## PROBLEM STATEMENT
Read the records below and copy each line that contains "Annual".

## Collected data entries
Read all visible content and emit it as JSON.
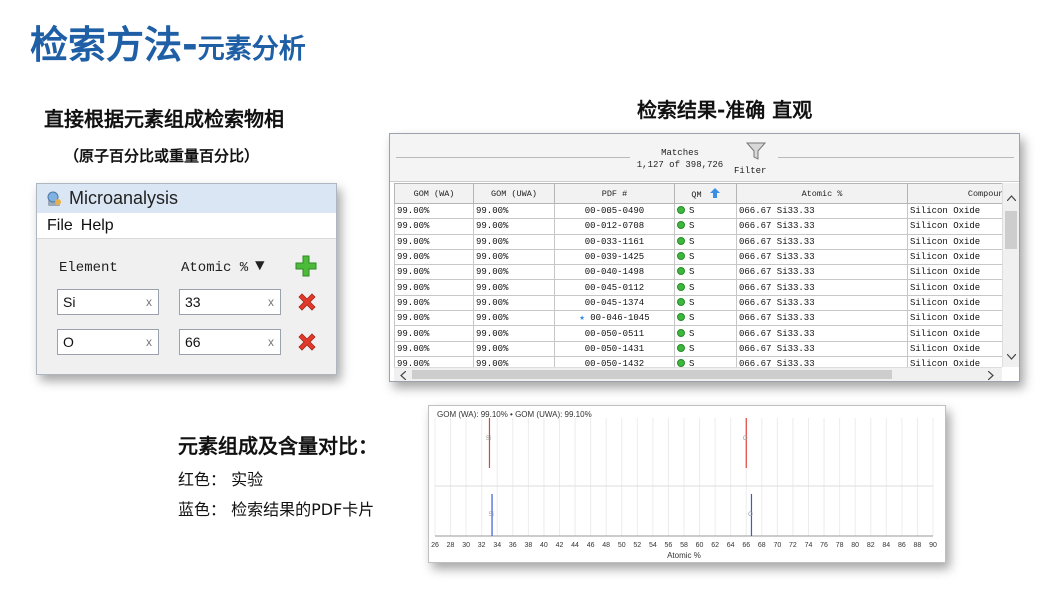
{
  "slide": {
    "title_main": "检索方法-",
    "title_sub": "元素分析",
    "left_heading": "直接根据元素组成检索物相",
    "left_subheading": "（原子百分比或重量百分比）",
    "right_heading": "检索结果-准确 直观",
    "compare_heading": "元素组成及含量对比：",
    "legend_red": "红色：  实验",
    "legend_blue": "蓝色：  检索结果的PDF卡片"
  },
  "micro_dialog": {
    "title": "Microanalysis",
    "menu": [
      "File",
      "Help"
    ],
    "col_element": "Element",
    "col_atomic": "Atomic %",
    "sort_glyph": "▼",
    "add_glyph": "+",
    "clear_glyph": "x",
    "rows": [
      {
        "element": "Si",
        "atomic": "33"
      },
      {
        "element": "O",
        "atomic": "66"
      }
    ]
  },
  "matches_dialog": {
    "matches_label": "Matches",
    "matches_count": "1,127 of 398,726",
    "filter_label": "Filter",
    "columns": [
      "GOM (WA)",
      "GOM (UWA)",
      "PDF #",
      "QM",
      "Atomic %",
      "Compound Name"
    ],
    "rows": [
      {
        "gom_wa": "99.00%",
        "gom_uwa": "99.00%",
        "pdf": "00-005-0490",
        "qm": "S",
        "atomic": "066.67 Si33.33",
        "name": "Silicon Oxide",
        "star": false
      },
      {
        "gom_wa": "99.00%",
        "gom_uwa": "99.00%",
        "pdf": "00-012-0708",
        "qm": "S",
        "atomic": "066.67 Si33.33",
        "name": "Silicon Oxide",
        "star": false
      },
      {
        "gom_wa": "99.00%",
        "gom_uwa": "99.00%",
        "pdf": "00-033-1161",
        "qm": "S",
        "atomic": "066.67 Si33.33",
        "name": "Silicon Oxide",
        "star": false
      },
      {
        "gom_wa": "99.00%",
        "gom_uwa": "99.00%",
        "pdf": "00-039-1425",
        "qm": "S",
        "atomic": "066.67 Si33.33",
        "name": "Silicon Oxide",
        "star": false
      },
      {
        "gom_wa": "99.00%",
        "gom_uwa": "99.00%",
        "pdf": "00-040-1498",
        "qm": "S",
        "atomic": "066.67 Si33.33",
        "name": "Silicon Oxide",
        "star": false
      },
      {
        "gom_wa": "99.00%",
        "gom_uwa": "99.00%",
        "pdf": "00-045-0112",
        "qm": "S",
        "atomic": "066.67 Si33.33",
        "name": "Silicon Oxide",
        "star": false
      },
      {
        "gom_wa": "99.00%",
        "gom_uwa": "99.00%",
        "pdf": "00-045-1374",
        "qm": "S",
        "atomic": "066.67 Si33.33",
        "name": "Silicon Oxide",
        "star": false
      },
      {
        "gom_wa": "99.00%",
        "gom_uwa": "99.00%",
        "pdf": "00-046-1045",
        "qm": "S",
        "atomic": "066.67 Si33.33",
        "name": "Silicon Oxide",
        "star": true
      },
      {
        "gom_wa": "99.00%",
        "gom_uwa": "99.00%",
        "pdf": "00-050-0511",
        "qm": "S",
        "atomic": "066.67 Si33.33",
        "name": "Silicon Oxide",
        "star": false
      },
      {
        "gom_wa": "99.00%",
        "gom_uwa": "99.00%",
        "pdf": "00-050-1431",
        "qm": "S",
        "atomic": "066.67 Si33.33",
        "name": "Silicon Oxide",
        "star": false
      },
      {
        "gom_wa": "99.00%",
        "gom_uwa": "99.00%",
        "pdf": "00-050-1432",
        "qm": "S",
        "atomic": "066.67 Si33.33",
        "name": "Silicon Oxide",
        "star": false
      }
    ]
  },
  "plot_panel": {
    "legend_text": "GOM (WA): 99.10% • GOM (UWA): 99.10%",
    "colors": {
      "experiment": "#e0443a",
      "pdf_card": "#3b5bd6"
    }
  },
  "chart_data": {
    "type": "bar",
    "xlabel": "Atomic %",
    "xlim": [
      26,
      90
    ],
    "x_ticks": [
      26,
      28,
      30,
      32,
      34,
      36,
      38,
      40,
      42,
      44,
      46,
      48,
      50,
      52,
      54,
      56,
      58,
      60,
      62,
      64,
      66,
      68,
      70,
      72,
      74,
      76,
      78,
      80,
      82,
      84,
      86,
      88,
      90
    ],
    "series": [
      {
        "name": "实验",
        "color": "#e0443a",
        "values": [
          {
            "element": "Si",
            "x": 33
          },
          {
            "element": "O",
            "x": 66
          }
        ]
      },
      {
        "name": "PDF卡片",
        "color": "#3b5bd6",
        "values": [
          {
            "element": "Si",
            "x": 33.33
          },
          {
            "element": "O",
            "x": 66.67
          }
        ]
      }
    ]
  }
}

* * *

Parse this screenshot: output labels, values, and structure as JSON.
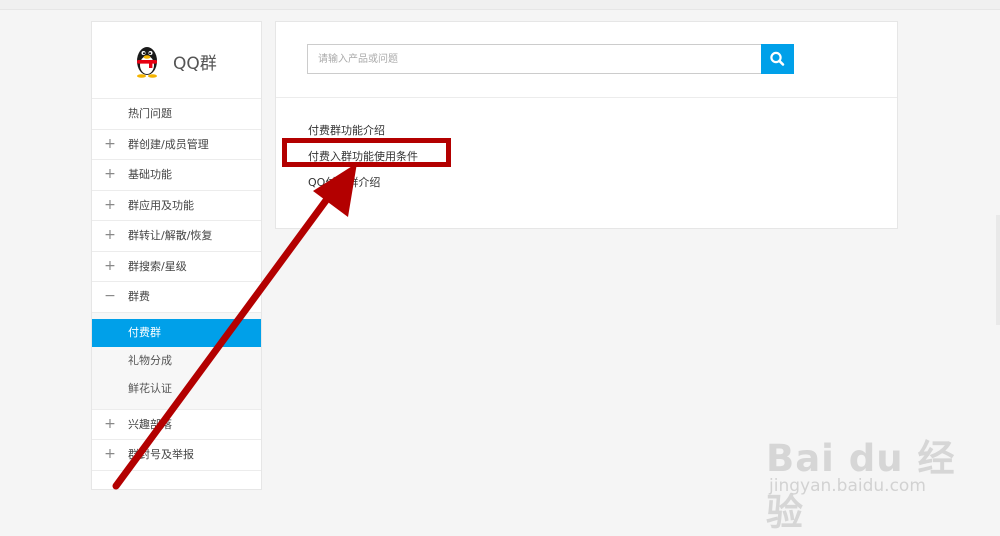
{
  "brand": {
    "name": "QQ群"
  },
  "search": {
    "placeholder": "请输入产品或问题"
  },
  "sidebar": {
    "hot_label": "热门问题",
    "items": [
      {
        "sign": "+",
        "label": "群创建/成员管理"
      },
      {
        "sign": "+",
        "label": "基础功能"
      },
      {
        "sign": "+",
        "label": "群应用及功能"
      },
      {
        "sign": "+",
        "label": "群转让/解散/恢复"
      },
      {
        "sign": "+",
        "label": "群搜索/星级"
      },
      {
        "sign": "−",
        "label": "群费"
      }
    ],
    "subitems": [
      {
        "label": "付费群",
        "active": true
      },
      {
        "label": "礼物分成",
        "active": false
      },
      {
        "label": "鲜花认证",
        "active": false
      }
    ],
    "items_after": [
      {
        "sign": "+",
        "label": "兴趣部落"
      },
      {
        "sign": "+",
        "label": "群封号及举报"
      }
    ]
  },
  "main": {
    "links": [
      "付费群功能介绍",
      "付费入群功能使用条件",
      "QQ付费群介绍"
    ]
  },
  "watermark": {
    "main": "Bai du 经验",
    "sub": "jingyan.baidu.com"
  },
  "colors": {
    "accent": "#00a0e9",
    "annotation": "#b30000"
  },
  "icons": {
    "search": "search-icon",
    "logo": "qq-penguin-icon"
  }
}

==

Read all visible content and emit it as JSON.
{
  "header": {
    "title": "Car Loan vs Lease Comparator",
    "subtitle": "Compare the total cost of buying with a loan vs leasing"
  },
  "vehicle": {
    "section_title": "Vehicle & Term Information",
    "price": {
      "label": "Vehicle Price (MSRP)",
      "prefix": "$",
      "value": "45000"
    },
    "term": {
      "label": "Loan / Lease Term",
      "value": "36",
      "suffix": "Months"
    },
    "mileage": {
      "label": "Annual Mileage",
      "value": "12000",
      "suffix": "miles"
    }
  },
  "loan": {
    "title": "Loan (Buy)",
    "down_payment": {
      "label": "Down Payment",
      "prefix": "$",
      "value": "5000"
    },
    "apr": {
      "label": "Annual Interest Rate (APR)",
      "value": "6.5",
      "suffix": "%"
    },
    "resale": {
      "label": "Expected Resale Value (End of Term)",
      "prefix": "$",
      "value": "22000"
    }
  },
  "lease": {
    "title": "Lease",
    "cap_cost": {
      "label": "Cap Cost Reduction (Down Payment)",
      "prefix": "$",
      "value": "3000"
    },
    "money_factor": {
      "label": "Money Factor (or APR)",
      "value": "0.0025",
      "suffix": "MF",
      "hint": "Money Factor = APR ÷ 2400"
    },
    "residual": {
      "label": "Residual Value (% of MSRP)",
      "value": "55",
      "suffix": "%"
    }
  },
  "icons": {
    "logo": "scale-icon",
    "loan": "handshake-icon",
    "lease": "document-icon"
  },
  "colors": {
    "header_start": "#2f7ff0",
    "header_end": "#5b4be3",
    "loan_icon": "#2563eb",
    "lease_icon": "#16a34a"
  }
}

## TASK ANSWER
      "label": "Annual Mileage",
      "label": "Annual Interest Rate (APR)",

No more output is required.